**What you should do**.
With the pictures removed, please write out every line below exactly as given.

**Data extract**.
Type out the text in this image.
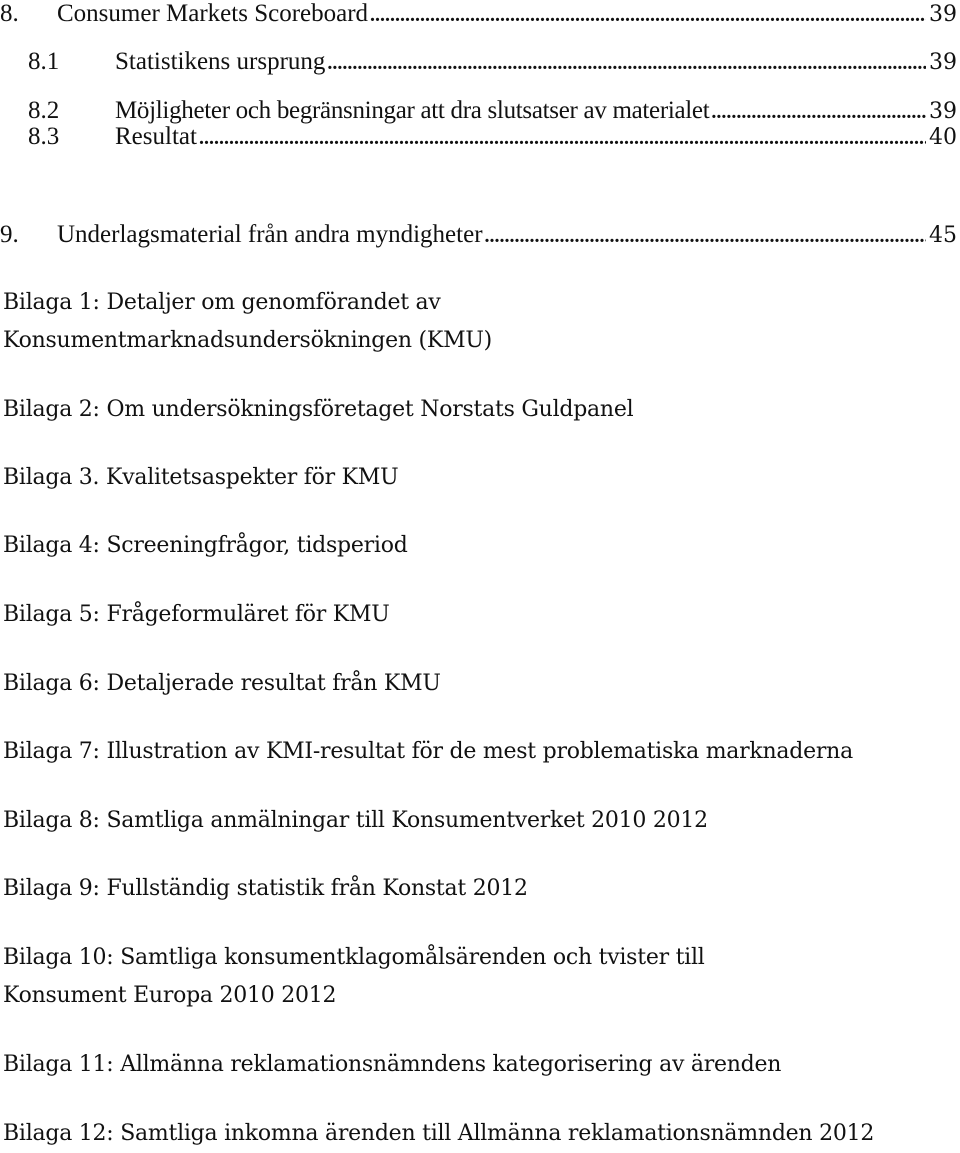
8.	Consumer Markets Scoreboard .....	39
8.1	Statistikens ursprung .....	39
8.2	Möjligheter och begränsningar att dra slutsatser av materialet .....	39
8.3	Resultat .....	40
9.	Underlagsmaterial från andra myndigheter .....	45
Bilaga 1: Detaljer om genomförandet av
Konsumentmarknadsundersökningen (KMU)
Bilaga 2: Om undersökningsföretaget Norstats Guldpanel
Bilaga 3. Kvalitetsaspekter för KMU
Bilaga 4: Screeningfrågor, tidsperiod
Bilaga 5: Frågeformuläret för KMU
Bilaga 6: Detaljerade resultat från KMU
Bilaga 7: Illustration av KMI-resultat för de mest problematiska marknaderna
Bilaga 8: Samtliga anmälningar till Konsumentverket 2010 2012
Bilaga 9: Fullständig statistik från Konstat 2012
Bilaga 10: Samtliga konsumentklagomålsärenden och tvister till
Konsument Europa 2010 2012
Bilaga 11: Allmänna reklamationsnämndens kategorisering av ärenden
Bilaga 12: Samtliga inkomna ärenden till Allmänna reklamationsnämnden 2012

**Result**.
Type out the text in this image.
8.	Consumer Markets Scoreboard .....	39
8.1	Statistikens ursprung .....	39
8.2	Möjligheter och begränsningar att dra slutsatser av materialet .....	39
8.3	Resultat .....	40
9.	Underlagsmaterial från andra myndigheter .....	45
Bilaga 1: Detaljer om genomförandet av
Konsumentmarknadsundersökningen (KMU)
Bilaga 2: Om undersökningsföretaget Norstats Guldpanel
Bilaga 3. Kvalitetsaspekter för KMU
Bilaga 4: Screeningfrågor, tidsperiod
Bilaga 5: Frågeformuläret för KMU
Bilaga 6: Detaljerade resultat från KMU
Bilaga 7: Illustration av KMI-resultat för de mest problematiska marknaderna
Bilaga 8: Samtliga anmälningar till Konsumentverket 2010 2012
Bilaga 9: Fullständig statistik från Konstat 2012
Bilaga 10: Samtliga konsumentklagomålsärenden och tvister till
Konsument Europa 2010 2012
Bilaga 11: Allmänna reklamationsnämndens kategorisering av ärenden
Bilaga 12: Samtliga inkomna ärenden till Allmänna reklamationsnämnden 2012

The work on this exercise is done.